- _Problem_
Go through the entries below and pick out every line with "Нижа".

<<<<

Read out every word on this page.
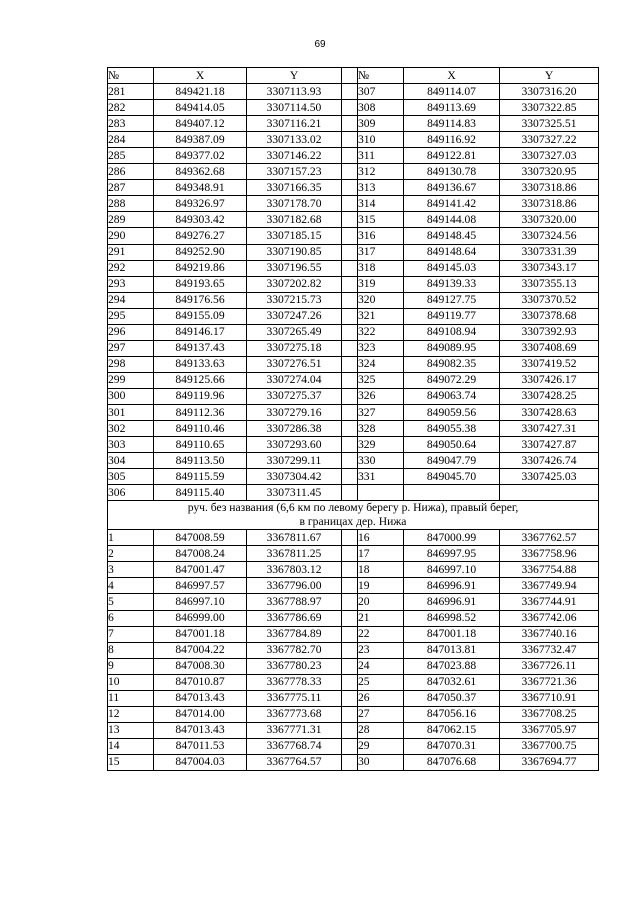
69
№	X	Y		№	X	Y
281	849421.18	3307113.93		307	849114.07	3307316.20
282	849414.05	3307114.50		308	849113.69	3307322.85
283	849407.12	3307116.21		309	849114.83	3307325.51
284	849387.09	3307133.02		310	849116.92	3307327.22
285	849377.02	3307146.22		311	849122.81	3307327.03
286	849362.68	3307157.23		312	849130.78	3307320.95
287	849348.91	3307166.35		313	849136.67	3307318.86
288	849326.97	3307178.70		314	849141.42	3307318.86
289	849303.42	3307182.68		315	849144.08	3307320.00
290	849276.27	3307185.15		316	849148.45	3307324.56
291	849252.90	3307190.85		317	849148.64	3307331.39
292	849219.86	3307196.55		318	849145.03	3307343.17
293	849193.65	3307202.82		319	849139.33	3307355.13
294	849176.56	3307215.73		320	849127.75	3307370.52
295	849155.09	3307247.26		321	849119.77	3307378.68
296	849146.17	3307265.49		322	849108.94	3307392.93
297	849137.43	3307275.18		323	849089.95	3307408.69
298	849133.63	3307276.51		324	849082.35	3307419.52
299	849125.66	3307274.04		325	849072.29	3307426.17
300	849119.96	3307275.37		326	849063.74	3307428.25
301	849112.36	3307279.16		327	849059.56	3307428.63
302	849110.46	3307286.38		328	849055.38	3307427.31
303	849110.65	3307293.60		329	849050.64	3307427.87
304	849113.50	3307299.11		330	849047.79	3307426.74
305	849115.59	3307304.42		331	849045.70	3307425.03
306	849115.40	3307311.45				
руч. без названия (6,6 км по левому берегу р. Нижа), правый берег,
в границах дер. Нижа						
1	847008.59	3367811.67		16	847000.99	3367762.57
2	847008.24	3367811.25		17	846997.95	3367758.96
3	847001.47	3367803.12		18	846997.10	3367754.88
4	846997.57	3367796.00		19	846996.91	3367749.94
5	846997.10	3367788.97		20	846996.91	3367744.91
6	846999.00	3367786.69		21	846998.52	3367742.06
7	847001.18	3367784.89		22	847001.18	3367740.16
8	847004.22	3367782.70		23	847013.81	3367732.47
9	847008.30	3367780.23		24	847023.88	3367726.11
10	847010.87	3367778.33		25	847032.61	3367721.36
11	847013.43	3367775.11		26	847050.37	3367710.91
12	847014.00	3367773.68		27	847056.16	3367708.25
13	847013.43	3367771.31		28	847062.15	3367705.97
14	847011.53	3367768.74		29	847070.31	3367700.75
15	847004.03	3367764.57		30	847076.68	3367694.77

>>>>

- _Output below_
руч. без названия (6,6 км по левому берегу р. Нижа), правый берег,
в границах дер. Нижа						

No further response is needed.